## The problem
Count how many lines contain the word "deny". Respond with the number alone.

## Extracted data
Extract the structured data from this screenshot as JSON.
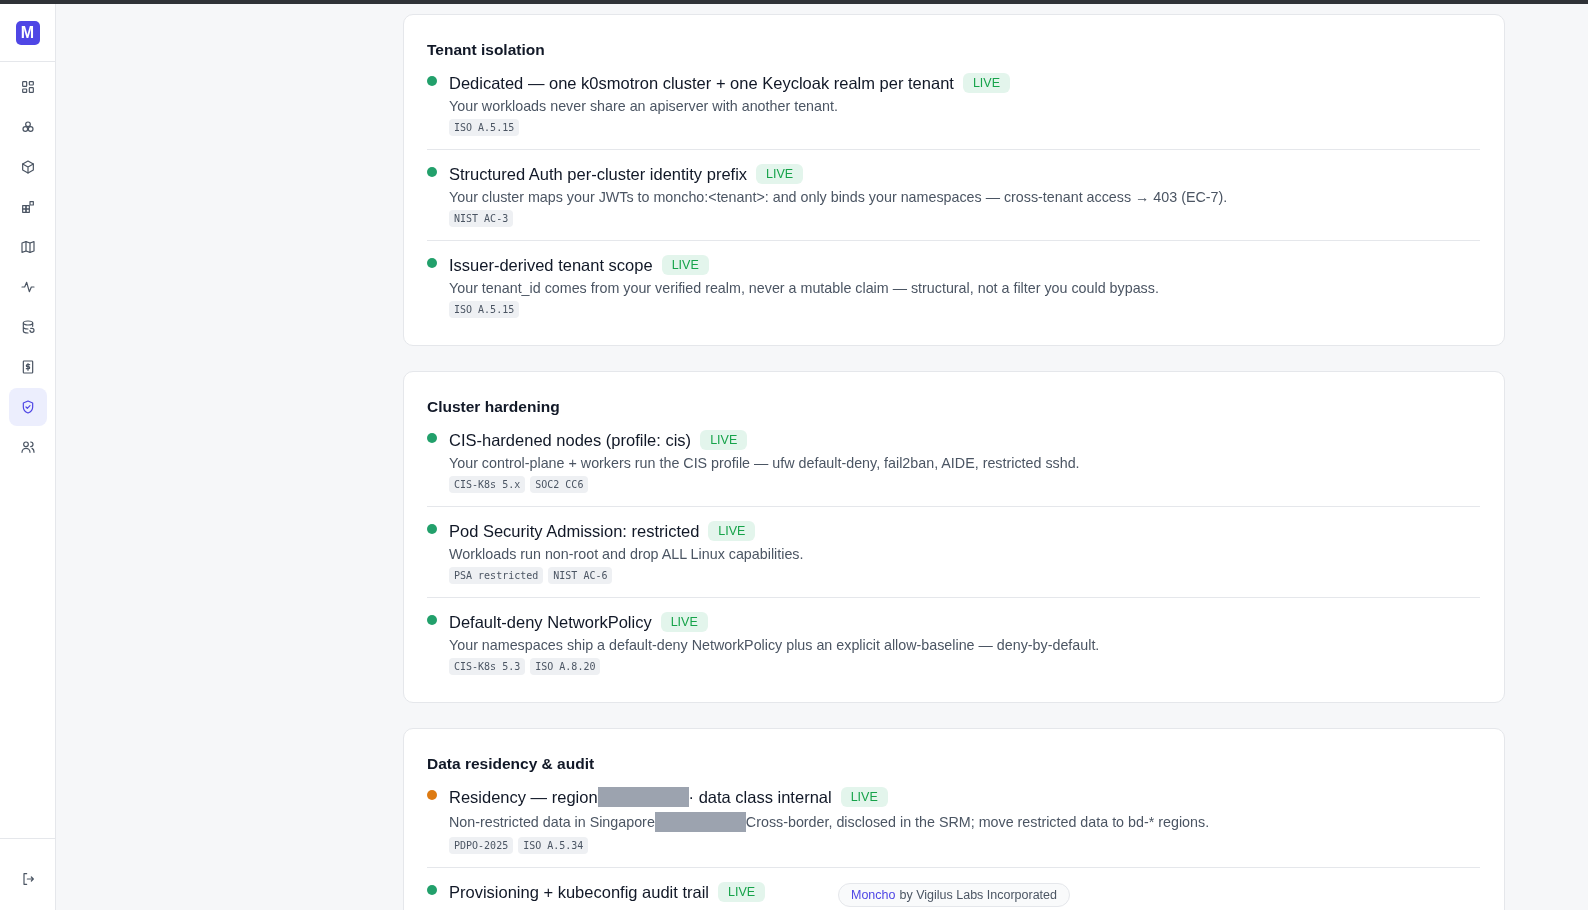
{
  "sidebar": {
    "logo": "M",
    "items": [
      {
        "selected": false
      },
      {
        "selected": false
      },
      {
        "selected": false
      },
      {
        "selected": false
      },
      {
        "selected": false
      },
      {
        "selected": false
      },
      {
        "selected": false
      },
      {
        "selected": false
      },
      {
        "selected": true
      },
      {
        "selected": false
      }
    ]
  },
  "sections": [
    {
      "title": "Tenant isolation",
      "controls": [
        {
          "title": [
            {
              "kind": "text",
              "text": "Dedicated — one k0smotron cluster + one Keycloak realm per tenant"
            }
          ],
          "status": "LIVE",
          "color": "#22a06b",
          "description": [
            {
              "kind": "text",
              "text": "Your workloads never share an apiserver with another tenant."
            }
          ],
          "tags": [
            "ISO A.5.15"
          ]
        },
        {
          "title": [
            {
              "kind": "text",
              "text": "Structured Auth per-cluster identity prefix"
            }
          ],
          "status": "LIVE",
          "color": "#22a06b",
          "description": [
            {
              "kind": "text",
              "text": "Your cluster maps your JWTs to moncho:<tenant>: and only binds your namespaces — cross-tenant access → 403 (EC-7)."
            }
          ],
          "tags": [
            "NIST AC-3"
          ]
        },
        {
          "title": [
            {
              "kind": "text",
              "text": "Issuer-derived tenant scope"
            }
          ],
          "status": "LIVE",
          "color": "#22a06b",
          "description": [
            {
              "kind": "text",
              "text": "Your tenant_id comes from your verified realm, never a mutable claim — structural, not a filter you could bypass."
            }
          ],
          "tags": [
            "ISO A.5.15"
          ]
        }
      ]
    },
    {
      "title": "Cluster hardening",
      "controls": [
        {
          "title": [
            {
              "kind": "text",
              "text": "CIS-hardened nodes (profile: cis)"
            }
          ],
          "status": "LIVE",
          "color": "#22a06b",
          "description": [
            {
              "kind": "text",
              "text": "Your control-plane + workers run the CIS profile — ufw default-deny, fail2ban, AIDE, restricted sshd."
            }
          ],
          "tags": [
            "CIS-K8s 5.x",
            "SOC2 CC6"
          ]
        },
        {
          "title": [
            {
              "kind": "text",
              "text": "Pod Security Admission: restricted"
            }
          ],
          "status": "LIVE",
          "color": "#22a06b",
          "description": [
            {
              "kind": "text",
              "text": "Workloads run non-root and drop ALL Linux capabilities."
            }
          ],
          "tags": [
            "PSA restricted",
            "NIST AC-6"
          ]
        },
        {
          "title": [
            {
              "kind": "text",
              "text": "Default-deny NetworkPolicy"
            }
          ],
          "status": "LIVE",
          "color": "#22a06b",
          "description": [
            {
              "kind": "text",
              "text": "Your namespaces ship a default-deny NetworkPolicy plus an explicit allow-baseline — deny-by-default."
            }
          ],
          "tags": [
            "CIS-K8s 5.3",
            "ISO A.8.20"
          ]
        }
      ]
    },
    {
      "title": "Data residency & audit",
      "controls": [
        {
          "title": [
            {
              "kind": "text",
              "text": "Residency — region"
            },
            {
              "kind": "redaction"
            },
            {
              "kind": "text",
              "text": "· data class internal"
            }
          ],
          "status": "LIVE",
          "color": "#dd7a12",
          "description": [
            {
              "kind": "text",
              "text": "Non-restricted data in Singapore"
            },
            {
              "kind": "redaction"
            },
            {
              "kind": "text",
              "text": "Cross-border, disclosed in the SRM; move restricted data to bd-* regions."
            }
          ],
          "tags": [
            "PDPO-2025",
            "ISO A.5.34"
          ]
        },
        {
          "title": [
            {
              "kind": "text",
              "text": "Provisioning + kubeconfig audit trail"
            }
          ],
          "status": "LIVE",
          "color": "#22a06b"
        }
      ]
    }
  ],
  "footer": {
    "brand": "Moncho",
    "text": "by Vigilus Labs Incorporated"
  }
}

## Complete answer
3